Texte fourni ::

=-=-=

C’est une vraie femme. J’ai entendu cette allégation mille fois. Mon Dieu mais qu’est-ce donc qu’être une vraie femme chers lecteurs ? Je me le demande, je vous le demande à vous, vraiment il faudrait mettre à mal les présupposés et les prérequis pour définir de façon explicite et satisfaisante les droits et les devoirs de la femme d’aujourd’hui.

En 1791, Olympe de Gouges écrit une Déclaration des Droits de la Femme et de la Citoyenne. Sans valeur légale bien évidemment et politiquement ignorée.

Voici son préambule :

« HOMME, es-tu capable d’être juste ? C’est une femme qui t’en fait la question ; tu ne lui ôteras pas du moins ce droit. Dis-moi ? Qui t’a donné le souverain empire d’opprimer mon sexe ? Ta force ? Tes talents ? Observe le créateur dans sa sagesse ; parcours la nature dans toute sa grandeur, dont tu sembles vouloir te rapprocher, et donne-moi, si tu l’oses, l’exemple de cet empire tyrannique [1].

Remonte aux animaux, consulte les éléments, étudie les végétaux, jette enfin un coup d’œil sur toutes les modifications de la matière organisée ; et rends-toi à l’évidence quand je t’en offre les moyens ; cherche, fouille et distingue, si tu peux, les sexes dans l’administration de la nature. Partout tu les trouveras confondus, partout ils coopèrent avec un ensemble harmonieux à ce chef-d’œuvre immortel.

L’homme seul s’est fagoté un principe de cette exception. Bizarre, aveugle, boursouflé de sciences et dégénéré, dans ce siècle de lumières et de sagacité, dans l’ignorance la plus crasse, il veut commander en despote sur un sexe qui a reçu toutes les facultés intellectuelles ; il prétend jouir de la Révolution, et réclamer ses droits à l’égalité, pour ne rien dire de plus. »

=-=-=

Données brutes ::
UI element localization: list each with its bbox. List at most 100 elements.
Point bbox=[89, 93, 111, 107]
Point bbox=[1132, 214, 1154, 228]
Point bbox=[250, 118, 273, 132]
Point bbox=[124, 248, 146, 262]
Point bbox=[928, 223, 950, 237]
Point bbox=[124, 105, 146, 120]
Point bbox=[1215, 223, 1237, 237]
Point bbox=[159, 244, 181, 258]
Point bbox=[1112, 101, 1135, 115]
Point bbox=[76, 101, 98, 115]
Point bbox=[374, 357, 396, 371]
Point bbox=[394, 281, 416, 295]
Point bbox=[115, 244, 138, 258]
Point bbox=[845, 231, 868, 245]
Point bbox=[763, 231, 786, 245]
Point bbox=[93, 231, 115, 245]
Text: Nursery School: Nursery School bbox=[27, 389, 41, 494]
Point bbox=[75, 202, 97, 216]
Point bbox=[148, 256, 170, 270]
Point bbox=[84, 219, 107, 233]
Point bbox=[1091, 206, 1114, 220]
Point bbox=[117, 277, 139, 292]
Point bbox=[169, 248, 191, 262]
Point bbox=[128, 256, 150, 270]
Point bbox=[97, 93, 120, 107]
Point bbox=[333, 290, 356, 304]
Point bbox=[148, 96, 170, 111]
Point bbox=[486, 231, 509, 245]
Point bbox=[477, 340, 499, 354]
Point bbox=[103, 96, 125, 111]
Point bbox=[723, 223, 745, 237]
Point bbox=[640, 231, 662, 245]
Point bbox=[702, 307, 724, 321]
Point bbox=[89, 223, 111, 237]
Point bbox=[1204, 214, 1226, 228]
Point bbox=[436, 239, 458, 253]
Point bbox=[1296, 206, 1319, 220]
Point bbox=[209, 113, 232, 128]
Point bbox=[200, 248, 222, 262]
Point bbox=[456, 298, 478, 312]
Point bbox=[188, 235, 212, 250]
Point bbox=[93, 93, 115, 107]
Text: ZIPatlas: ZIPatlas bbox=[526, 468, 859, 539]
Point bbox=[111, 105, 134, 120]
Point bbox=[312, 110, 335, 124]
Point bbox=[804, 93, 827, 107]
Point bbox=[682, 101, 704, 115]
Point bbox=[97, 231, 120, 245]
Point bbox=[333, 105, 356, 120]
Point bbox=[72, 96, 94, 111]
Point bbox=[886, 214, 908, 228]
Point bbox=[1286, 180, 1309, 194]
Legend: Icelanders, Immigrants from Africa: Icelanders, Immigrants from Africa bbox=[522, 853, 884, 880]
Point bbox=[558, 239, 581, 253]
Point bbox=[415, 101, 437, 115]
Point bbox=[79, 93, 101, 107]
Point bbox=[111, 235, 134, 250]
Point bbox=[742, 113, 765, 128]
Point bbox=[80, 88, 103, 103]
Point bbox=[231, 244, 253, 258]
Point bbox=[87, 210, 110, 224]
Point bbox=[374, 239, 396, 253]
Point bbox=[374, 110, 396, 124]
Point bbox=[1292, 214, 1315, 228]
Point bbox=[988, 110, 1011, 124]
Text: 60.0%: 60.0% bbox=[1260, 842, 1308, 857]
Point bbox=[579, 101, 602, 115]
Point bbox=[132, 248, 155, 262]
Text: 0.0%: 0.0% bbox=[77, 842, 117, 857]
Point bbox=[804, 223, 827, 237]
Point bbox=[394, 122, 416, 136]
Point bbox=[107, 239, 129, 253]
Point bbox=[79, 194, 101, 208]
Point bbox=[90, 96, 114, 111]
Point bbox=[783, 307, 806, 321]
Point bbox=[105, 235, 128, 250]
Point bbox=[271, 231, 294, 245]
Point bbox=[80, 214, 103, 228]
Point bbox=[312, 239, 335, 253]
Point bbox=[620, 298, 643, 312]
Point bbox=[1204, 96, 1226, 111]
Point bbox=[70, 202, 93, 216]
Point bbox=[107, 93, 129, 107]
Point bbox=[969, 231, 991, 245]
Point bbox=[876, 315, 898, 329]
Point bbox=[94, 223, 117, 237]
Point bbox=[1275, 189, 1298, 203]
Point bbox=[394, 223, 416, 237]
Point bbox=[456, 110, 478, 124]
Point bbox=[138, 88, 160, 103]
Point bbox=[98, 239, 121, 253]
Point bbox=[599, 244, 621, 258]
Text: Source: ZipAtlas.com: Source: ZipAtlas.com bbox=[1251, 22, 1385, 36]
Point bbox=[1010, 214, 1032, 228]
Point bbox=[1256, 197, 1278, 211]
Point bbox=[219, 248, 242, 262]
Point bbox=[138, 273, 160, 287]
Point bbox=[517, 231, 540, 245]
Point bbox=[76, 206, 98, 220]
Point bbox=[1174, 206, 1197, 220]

=-=-=

Consigne :: Restituez mot pour mot le passage du texte sur Olympe de Gouges qui commence par « Remonte aux animaux, consulte » et se poursuit jusqu'à « ce chef-d’œuvre immortel. ».

Réponse ::
Remonte aux animaux, consulte les éléments, étudie les végétaux, jette enfin un coup d’œil sur toutes les modifications de la matière organisée ; et rends-toi à l’évidence quand je t’en offre les moyens ; cherche, fouille et distingue, si tu peux, les sexes dans l’administration de la nature. Partout tu les trouveras confondus, partout ils coopèrent avec un ensemble harmonieux à ce chef-d’œuvre immortel.